It is no secret that the database world is in upheaval. It is no secret that a new generation of database products have emerged. And it is no secret that traditional RDBMS products can no longer claim to satisfy all the appetites of Big Data. These RDBMS products are, to give them their due, competent for the storage and retrieval for structured data in moderate volumes, but once the data arrives in real-time streams or rapidly piles up to terabyte levels, the limits of their scalability, flexibility and performance are tested and found wanting.
They fall particularly short when it comes to the management of so-called “unstructured” or “semi-structured data,” where much of the data can be textual and the meaning both of the data and the relationships between data is critical to the applications that use the data. And this can also be the case with many of the new databases and technologies that have recently emerged.
Since the dawn of Big Data, we have been presented with a plethora of possibilities for a variety of processing problems. We’ve observed the march of the column-store databases like Vertica, Infobright and Vectorwise. We’ve experienced the advent of NoSQL solutions such as MongoDB or Cassandra or Aerospike. We’ve seen distributed technology from vendors like NuoDB, Pneuron and EnterpriseWeb. We’ve witnessed the extraordinary growth and adoption of Hadoop with its extensive ecosystem of components. And to be fair, the traditional RDBMSs have to some extent been re-engineered for increasing data volumes and complexity.
What few, if any, of these solutions do well, however, is cater for the meaning of data, by which we mean the discovery, capture and management of metadata. Of course, metadata stored explicitly in traditional databases presents few problems. It’s metadata that is buried in data (for example, via XML) even buried in the software code that presents most of the problems. When we consider the expanding number of data sources and the fact that they can change on a regular basis, managing the metadata resource becomes complex. And moreover, if there is a particular interest in understanding relationships between data elements beyond just the first few hops, that too becomes very cumbersome to pull off with most existing systems.
Ultimately, the solution to this problem lies in the application of semantic technology. And by the way, if the words “semantic technology” fill you with fear, they shouldn’t. This powerful and useful technology is coming of age.
What Makes Semantic Technology Useful?
To understand how a semantic database – they are also called triplestores – works, you must first understand two concepts: the Resource Description Framework (RDF) and the triple. Both are more familiar than you might think.
In simple terms, the RDF is a data model capable of mapping relationships and interpreting data as a graph. It is the underlying method for data exchange on the Web, and it views data in a simple semantic way – in the form of subject-predicate-object expressions; hence the term “triple.”
----
## REQUEST 1
In the listing, from its first line through the line containing "459, 24, 473]", rename "interactable" to "clickable" and write those lines out again with nothing else changed.
The listing below has no connection to the article above.
----
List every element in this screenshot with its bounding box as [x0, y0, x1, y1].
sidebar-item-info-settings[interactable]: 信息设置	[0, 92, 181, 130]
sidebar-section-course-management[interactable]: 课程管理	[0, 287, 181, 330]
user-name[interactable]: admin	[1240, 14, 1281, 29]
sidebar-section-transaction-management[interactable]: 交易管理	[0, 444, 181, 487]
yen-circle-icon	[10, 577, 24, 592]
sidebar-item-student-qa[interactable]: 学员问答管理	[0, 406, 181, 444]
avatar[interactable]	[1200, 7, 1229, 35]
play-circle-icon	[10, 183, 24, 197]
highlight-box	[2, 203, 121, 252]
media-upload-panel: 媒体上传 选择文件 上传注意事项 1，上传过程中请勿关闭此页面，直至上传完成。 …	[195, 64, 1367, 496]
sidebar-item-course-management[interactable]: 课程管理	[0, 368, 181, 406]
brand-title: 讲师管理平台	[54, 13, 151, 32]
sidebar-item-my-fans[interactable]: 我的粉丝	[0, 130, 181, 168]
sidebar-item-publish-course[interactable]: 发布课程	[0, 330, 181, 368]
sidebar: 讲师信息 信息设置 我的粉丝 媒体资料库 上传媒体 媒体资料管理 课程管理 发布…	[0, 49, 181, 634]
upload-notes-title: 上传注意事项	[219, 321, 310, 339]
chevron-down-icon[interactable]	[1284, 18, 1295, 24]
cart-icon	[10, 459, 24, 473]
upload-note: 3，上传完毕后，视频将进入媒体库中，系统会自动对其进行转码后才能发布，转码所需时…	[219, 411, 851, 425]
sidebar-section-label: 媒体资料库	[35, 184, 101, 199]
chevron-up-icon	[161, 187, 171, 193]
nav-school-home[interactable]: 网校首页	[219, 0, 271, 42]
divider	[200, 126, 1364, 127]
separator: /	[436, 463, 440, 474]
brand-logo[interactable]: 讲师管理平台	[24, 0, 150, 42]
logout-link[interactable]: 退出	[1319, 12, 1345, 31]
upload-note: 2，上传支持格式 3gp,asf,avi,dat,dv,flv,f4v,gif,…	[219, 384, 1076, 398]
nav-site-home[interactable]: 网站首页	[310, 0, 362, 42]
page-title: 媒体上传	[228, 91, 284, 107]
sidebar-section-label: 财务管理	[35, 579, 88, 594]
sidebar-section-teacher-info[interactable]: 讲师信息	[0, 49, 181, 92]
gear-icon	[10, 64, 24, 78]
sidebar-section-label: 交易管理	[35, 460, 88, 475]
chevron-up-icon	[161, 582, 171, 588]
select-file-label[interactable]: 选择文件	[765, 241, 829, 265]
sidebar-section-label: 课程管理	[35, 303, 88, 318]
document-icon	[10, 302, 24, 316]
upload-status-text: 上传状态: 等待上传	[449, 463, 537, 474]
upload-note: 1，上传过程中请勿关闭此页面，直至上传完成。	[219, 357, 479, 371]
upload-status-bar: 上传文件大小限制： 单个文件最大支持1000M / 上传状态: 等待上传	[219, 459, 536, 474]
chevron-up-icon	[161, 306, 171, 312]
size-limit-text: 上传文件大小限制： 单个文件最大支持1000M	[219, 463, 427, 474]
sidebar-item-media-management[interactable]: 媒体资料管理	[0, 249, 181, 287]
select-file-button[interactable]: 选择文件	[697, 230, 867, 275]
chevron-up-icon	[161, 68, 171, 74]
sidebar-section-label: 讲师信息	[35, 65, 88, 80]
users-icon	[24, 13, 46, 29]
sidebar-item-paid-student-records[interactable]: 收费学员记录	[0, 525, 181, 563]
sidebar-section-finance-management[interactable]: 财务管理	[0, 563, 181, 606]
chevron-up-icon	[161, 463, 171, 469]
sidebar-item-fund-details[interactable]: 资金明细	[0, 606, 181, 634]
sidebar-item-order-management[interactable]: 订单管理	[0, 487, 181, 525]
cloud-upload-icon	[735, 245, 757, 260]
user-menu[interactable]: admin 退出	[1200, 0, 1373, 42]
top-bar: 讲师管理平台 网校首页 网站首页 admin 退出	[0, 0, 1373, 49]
----
## REQUEST 2
Pick up the article on semantic database technology right after its last sentence and keep writing.

## WRITTEN RESPONSE 1
List every element in this screenshot with its bounding box as [x0, y0, x1, y1].
sidebar-item-info-settings[clickable]: 信息设置	[0, 92, 181, 130]
sidebar-section-course-management[clickable]: 课程管理	[0, 287, 181, 330]
user-name[clickable]: admin	[1240, 14, 1281, 29]
sidebar-section-transaction-management[clickable]: 交易管理	[0, 444, 181, 487]
yen-circle-icon	[10, 577, 24, 592]
sidebar-item-student-qa[clickable]: 学员问答管理	[0, 406, 181, 444]
avatar[clickable]	[1200, 7, 1229, 35]
play-circle-icon	[10, 183, 24, 197]
highlight-box	[2, 203, 121, 252]
media-upload-panel: 媒体上传 选择文件 上传注意事项 1，上传过程中请勿关闭此页面，直至上传完成。 …	[195, 64, 1367, 496]
sidebar-item-course-management[clickable]: 课程管理	[0, 368, 181, 406]
brand-title: 讲师管理平台	[54, 13, 151, 32]
sidebar-item-my-fans[clickable]: 我的粉丝	[0, 130, 181, 168]
sidebar-item-publish-course[clickable]: 发布课程	[0, 330, 181, 368]
sidebar: 讲师信息 信息设置 我的粉丝 媒体资料库 上传媒体 媒体资料管理 课程管理 发布…	[0, 49, 181, 634]
upload-notes-title: 上传注意事项	[219, 321, 310, 339]
chevron-down-icon[clickable]	[1284, 18, 1295, 24]
cart-icon	[10, 459, 24, 473]

## WRITTEN RESPONSE 2
If we harken back to grammar school days, we may recall a sentence construction example such as, “John has a cat,” where “John” is the subject, “has” is the predicate and “a cat” is the object. In a triplestore, such a sentence is stored as a single record with the meaning attached.
Easy enough, but let’s say that we also have another record, “Maria is the child of John.” A semantic database can map Maria to John, with the inherent relationship intact. Essentially, it preserves the metadata rather than bury it in database schema.
A triplestore therefore persists not just data, but a representation of the data that includes meaning. This is significant. Being able to gauge the analytic value of new data sets without having to pin down potential queries and build schemas is a far more thorough approach to capturing meaning and performing analytics, and it is the reason why semantic technology is now becoming a prominent player in knowledge management applications.
The lingua franca for triplestores is SPARQL, a SQL-like standard language designed specifically for queries over data stored in RDF form or disparate data sources. SPARQL includes the same analytic query functions as SQL, and it can also traverse graph data. Because SPARQL can query resources, such as a URL, you can join RDF data with any other RDF data, from anywhere.
SPARQL queries can happily query a collection of triples in the same way that SQL queries a collection of rows in a table. But it can also carry out graph analysis, allowing users to view and analyze data as the nodes (or points) and edges (or lines) of a graph. The basic triple can be thought of as a two nodes (“John” and “cat” in our example) joined by the edge (“has” in our example). SPARQL queries can reveal entities and relationships or individuals and their connections. And, very usefully, they can pose queries to which the answer is a graph: for example, a graph of “who retweets whom more than once a week.”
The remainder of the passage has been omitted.